> Task prompt: Copy each line of the data below exactly, leaving out pictures.

— Begin —

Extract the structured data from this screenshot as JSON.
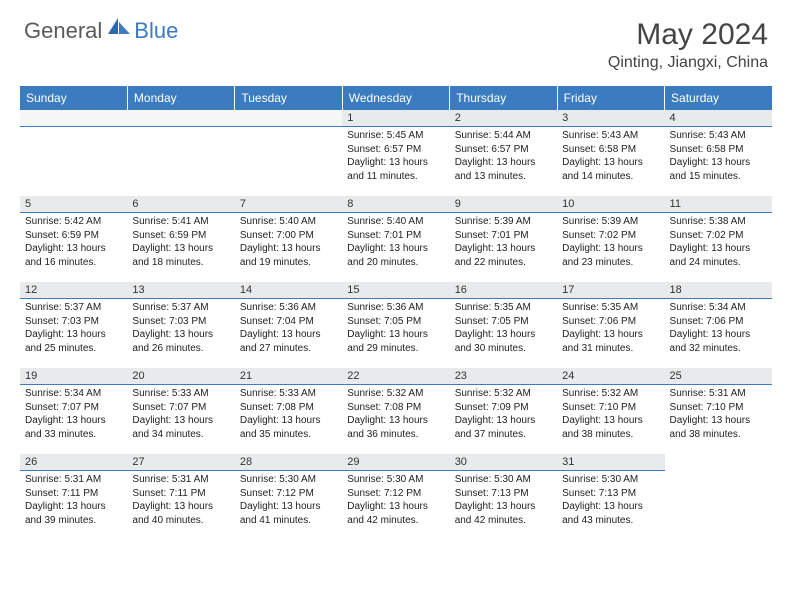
{
  "brand": {
    "general": "General",
    "blue": "Blue"
  },
  "title": "May 2024",
  "location": "Qinting, Jiangxi, China",
  "colors": {
    "header_bg": "#3b7bbf",
    "header_text": "#ffffff",
    "daynum_bg": "#e9eaeb",
    "daynum_border": "#3b7bbf",
    "body_text": "#222222",
    "title_text": "#444444"
  },
  "fonts": {
    "base_family": "Arial",
    "title_size_pt": 22,
    "location_size_pt": 12,
    "header_size_pt": 9,
    "daynum_size_pt": 8,
    "body_size_pt": 7
  },
  "columns": [
    "Sunday",
    "Monday",
    "Tuesday",
    "Wednesday",
    "Thursday",
    "Friday",
    "Saturday"
  ],
  "weeks": [
    [
      null,
      null,
      null,
      {
        "n": "1",
        "sr": "5:45 AM",
        "ss": "6:57 PM",
        "dl1": "13 hours",
        "dl2": "and 11 minutes."
      },
      {
        "n": "2",
        "sr": "5:44 AM",
        "ss": "6:57 PM",
        "dl1": "13 hours",
        "dl2": "and 13 minutes."
      },
      {
        "n": "3",
        "sr": "5:43 AM",
        "ss": "6:58 PM",
        "dl1": "13 hours",
        "dl2": "and 14 minutes."
      },
      {
        "n": "4",
        "sr": "5:43 AM",
        "ss": "6:58 PM",
        "dl1": "13 hours",
        "dl2": "and 15 minutes."
      }
    ],
    [
      {
        "n": "5",
        "sr": "5:42 AM",
        "ss": "6:59 PM",
        "dl1": "13 hours",
        "dl2": "and 16 minutes."
      },
      {
        "n": "6",
        "sr": "5:41 AM",
        "ss": "6:59 PM",
        "dl1": "13 hours",
        "dl2": "and 18 minutes."
      },
      {
        "n": "7",
        "sr": "5:40 AM",
        "ss": "7:00 PM",
        "dl1": "13 hours",
        "dl2": "and 19 minutes."
      },
      {
        "n": "8",
        "sr": "5:40 AM",
        "ss": "7:01 PM",
        "dl1": "13 hours",
        "dl2": "and 20 minutes."
      },
      {
        "n": "9",
        "sr": "5:39 AM",
        "ss": "7:01 PM",
        "dl1": "13 hours",
        "dl2": "and 22 minutes."
      },
      {
        "n": "10",
        "sr": "5:39 AM",
        "ss": "7:02 PM",
        "dl1": "13 hours",
        "dl2": "and 23 minutes."
      },
      {
        "n": "11",
        "sr": "5:38 AM",
        "ss": "7:02 PM",
        "dl1": "13 hours",
        "dl2": "and 24 minutes."
      }
    ],
    [
      {
        "n": "12",
        "sr": "5:37 AM",
        "ss": "7:03 PM",
        "dl1": "13 hours",
        "dl2": "and 25 minutes."
      },
      {
        "n": "13",
        "sr": "5:37 AM",
        "ss": "7:03 PM",
        "dl1": "13 hours",
        "dl2": "and 26 minutes."
      },
      {
        "n": "14",
        "sr": "5:36 AM",
        "ss": "7:04 PM",
        "dl1": "13 hours",
        "dl2": "and 27 minutes."
      },
      {
        "n": "15",
        "sr": "5:36 AM",
        "ss": "7:05 PM",
        "dl1": "13 hours",
        "dl2": "and 29 minutes."
      },
      {
        "n": "16",
        "sr": "5:35 AM",
        "ss": "7:05 PM",
        "dl1": "13 hours",
        "dl2": "and 30 minutes."
      },
      {
        "n": "17",
        "sr": "5:35 AM",
        "ss": "7:06 PM",
        "dl1": "13 hours",
        "dl2": "and 31 minutes."
      },
      {
        "n": "18",
        "sr": "5:34 AM",
        "ss": "7:06 PM",
        "dl1": "13 hours",
        "dl2": "and 32 minutes."
      }
    ],
    [
      {
        "n": "19",
        "sr": "5:34 AM",
        "ss": "7:07 PM",
        "dl1": "13 hours",
        "dl2": "and 33 minutes."
      },
      {
        "n": "20",
        "sr": "5:33 AM",
        "ss": "7:07 PM",
        "dl1": "13 hours",
        "dl2": "and 34 minutes."
      },
      {
        "n": "21",
        "sr": "5:33 AM",
        "ss": "7:08 PM",
        "dl1": "13 hours",
        "dl2": "and 35 minutes."
      },
      {
        "n": "22",
        "sr": "5:32 AM",
        "ss": "7:08 PM",
        "dl1": "13 hours",
        "dl2": "and 36 minutes."
      },
      {
        "n": "23",
        "sr": "5:32 AM",
        "ss": "7:09 PM",
        "dl1": "13 hours",
        "dl2": "and 37 minutes."
      },
      {
        "n": "24",
        "sr": "5:32 AM",
        "ss": "7:10 PM",
        "dl1": "13 hours",
        "dl2": "and 38 minutes."
      },
      {
        "n": "25",
        "sr": "5:31 AM",
        "ss": "7:10 PM",
        "dl1": "13 hours",
        "dl2": "and 38 minutes."
      }
    ],
    [
      {
        "n": "26",
        "sr": "5:31 AM",
        "ss": "7:11 PM",
        "dl1": "13 hours",
        "dl2": "and 39 minutes."
      },
      {
        "n": "27",
        "sr": "5:31 AM",
        "ss": "7:11 PM",
        "dl1": "13 hours",
        "dl2": "and 40 minutes."
      },
      {
        "n": "28",
        "sr": "5:30 AM",
        "ss": "7:12 PM",
        "dl1": "13 hours",
        "dl2": "and 41 minutes."
      },
      {
        "n": "29",
        "sr": "5:30 AM",
        "ss": "7:12 PM",
        "dl1": "13 hours",
        "dl2": "and 42 minutes."
      },
      {
        "n": "30",
        "sr": "5:30 AM",
        "ss": "7:13 PM",
        "dl1": "13 hours",
        "dl2": "and 42 minutes."
      },
      {
        "n": "31",
        "sr": "5:30 AM",
        "ss": "7:13 PM",
        "dl1": "13 hours",
        "dl2": "and 43 minutes."
      },
      null
    ]
  ],
  "labels": {
    "sunrise": "Sunrise:",
    "sunset": "Sunset:",
    "daylight": "Daylight:"
  }
}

— End —

> Response:
Extract the structured data from this screenshot as JSON.
{
  "brand": {
    "general": "General",
    "blue": "Blue"
  },
  "title": "May 2024",
  "location": "Qinting, Jiangxi, China",
  "colors": {
    "header_bg": "#3b7bbf",
    "header_text": "#ffffff",
    "daynum_bg": "#e9eaeb",
    "daynum_border": "#3b7bbf",
    "body_text": "#222222",
    "title_text": "#444444"
  },
  "fonts": {
    "base_family": "Arial",
    "title_size_pt": 22,
    "location_size_pt": 12,
    "header_size_pt": 9,
    "daynum_size_pt": 8,
    "body_size_pt": 7
  },
  "columns": [
    "Sunday",
    "Monday",
    "Tuesday",
    "Wednesday",
    "Thursday",
    "Friday",
    "Saturday"
  ],
  "weeks": [
    [
      null,
      null,
      null,
      {
        "n": "1",
        "sr": "5:45 AM",
        "ss": "6:57 PM",
        "dl1": "13 hours",
        "dl2": "and 11 minutes."
      },
      {
        "n": "2",
        "sr": "5:44 AM",
        "ss": "6:57 PM",
        "dl1": "13 hours",
        "dl2": "and 13 minutes."
      },
      {
        "n": "3",
        "sr": "5:43 AM",
        "ss": "6:58 PM",
        "dl1": "13 hours",
        "dl2": "and 14 minutes."
      },
      {
        "n": "4",
        "sr": "5:43 AM",
        "ss": "6:58 PM",
        "dl1": "13 hours",
        "dl2": "and 15 minutes."
      }
    ],
    [
      {
        "n": "5",
        "sr": "5:42 AM",
        "ss": "6:59 PM",
        "dl1": "13 hours",
        "dl2": "and 16 minutes."
      },
      {
        "n": "6",
        "sr": "5:41 AM",
        "ss": "6:59 PM",
        "dl1": "13 hours",
        "dl2": "and 18 minutes."
      },
      {
        "n": "7",
        "sr": "5:40 AM",
        "ss": "7:00 PM",
        "dl1": "13 hours",
        "dl2": "and 19 minutes."
      },
      {
        "n": "8",
        "sr": "5:40 AM",
        "ss": "7:01 PM",
        "dl1": "13 hours",
        "dl2": "and 20 minutes."
      },
      {
        "n": "9",
        "sr": "5:39 AM",
        "ss": "7:01 PM",
        "dl1": "13 hours",
        "dl2": "and 22 minutes."
      },
      {
        "n": "10",
        "sr": "5:39 AM",
        "ss": "7:02 PM",
        "dl1": "13 hours",
        "dl2": "and 23 minutes."
      },
      {
        "n": "11",
        "sr": "5:38 AM",
        "ss": "7:02 PM",
        "dl1": "13 hours",
        "dl2": "and 24 minutes."
      }
    ],
    [
      {
        "n": "12",
        "sr": "5:37 AM",
        "ss": "7:03 PM",
        "dl1": "13 hours",
        "dl2": "and 25 minutes."
      },
      {
        "n": "13",
        "sr": "5:37 AM",
        "ss": "7:03 PM",
        "dl1": "13 hours",
        "dl2": "and 26 minutes."
      },
      {
        "n": "14",
        "sr": "5:36 AM",
        "ss": "7:04 PM",
        "dl1": "13 hours",
        "dl2": "and 27 minutes."
      },
      {
        "n": "15",
        "sr": "5:36 AM",
        "ss": "7:05 PM",
        "dl1": "13 hours",
        "dl2": "and 29 minutes."
      },
      {
        "n": "16",
        "sr": "5:35 AM",
        "ss": "7:05 PM",
        "dl1": "13 hours",
        "dl2": "and 30 minutes."
      },
      {
        "n": "17",
        "sr": "5:35 AM",
        "ss": "7:06 PM",
        "dl1": "13 hours",
        "dl2": "and 31 minutes."
      },
      {
        "n": "18",
        "sr": "5:34 AM",
        "ss": "7:06 PM",
        "dl1": "13 hours",
        "dl2": "and 32 minutes."
      }
    ],
    [
      {
        "n": "19",
        "sr": "5:34 AM",
        "ss": "7:07 PM",
        "dl1": "13 hours",
        "dl2": "and 33 minutes."
      },
      {
        "n": "20",
        "sr": "5:33 AM",
        "ss": "7:07 PM",
        "dl1": "13 hours",
        "dl2": "and 34 minutes."
      },
      {
        "n": "21",
        "sr": "5:33 AM",
        "ss": "7:08 PM",
        "dl1": "13 hours",
        "dl2": "and 35 minutes."
      },
      {
        "n": "22",
        "sr": "5:32 AM",
        "ss": "7:08 PM",
        "dl1": "13 hours",
        "dl2": "and 36 minutes."
      },
      {
        "n": "23",
        "sr": "5:32 AM",
        "ss": "7:09 PM",
        "dl1": "13 hours",
        "dl2": "and 37 minutes."
      },
      {
        "n": "24",
        "sr": "5:32 AM",
        "ss": "7:10 PM",
        "dl1": "13 hours",
        "dl2": "and 38 minutes."
      },
      {
        "n": "25",
        "sr": "5:31 AM",
        "ss": "7:10 PM",
        "dl1": "13 hours",
        "dl2": "and 38 minutes."
      }
    ],
    [
      {
        "n": "26",
        "sr": "5:31 AM",
        "ss": "7:11 PM",
        "dl1": "13 hours",
        "dl2": "and 39 minutes."
      },
      {
        "n": "27",
        "sr": "5:31 AM",
        "ss": "7:11 PM",
        "dl1": "13 hours",
        "dl2": "and 40 minutes."
      },
      {
        "n": "28",
        "sr": "5:30 AM",
        "ss": "7:12 PM",
        "dl1": "13 hours",
        "dl2": "and 41 minutes."
      },
      {
        "n": "29",
        "sr": "5:30 AM",
        "ss": "7:12 PM",
        "dl1": "13 hours",
        "dl2": "and 42 minutes."
      },
      {
        "n": "30",
        "sr": "5:30 AM",
        "ss": "7:13 PM",
        "dl1": "13 hours",
        "dl2": "and 42 minutes."
      },
      {
        "n": "31",
        "sr": "5:30 AM",
        "ss": "7:13 PM",
        "dl1": "13 hours",
        "dl2": "and 43 minutes."
      },
      null
    ]
  ],
  "labels": {
    "sunrise": "Sunrise:",
    "sunset": "Sunset:",
    "daylight": "Daylight:"
  }
}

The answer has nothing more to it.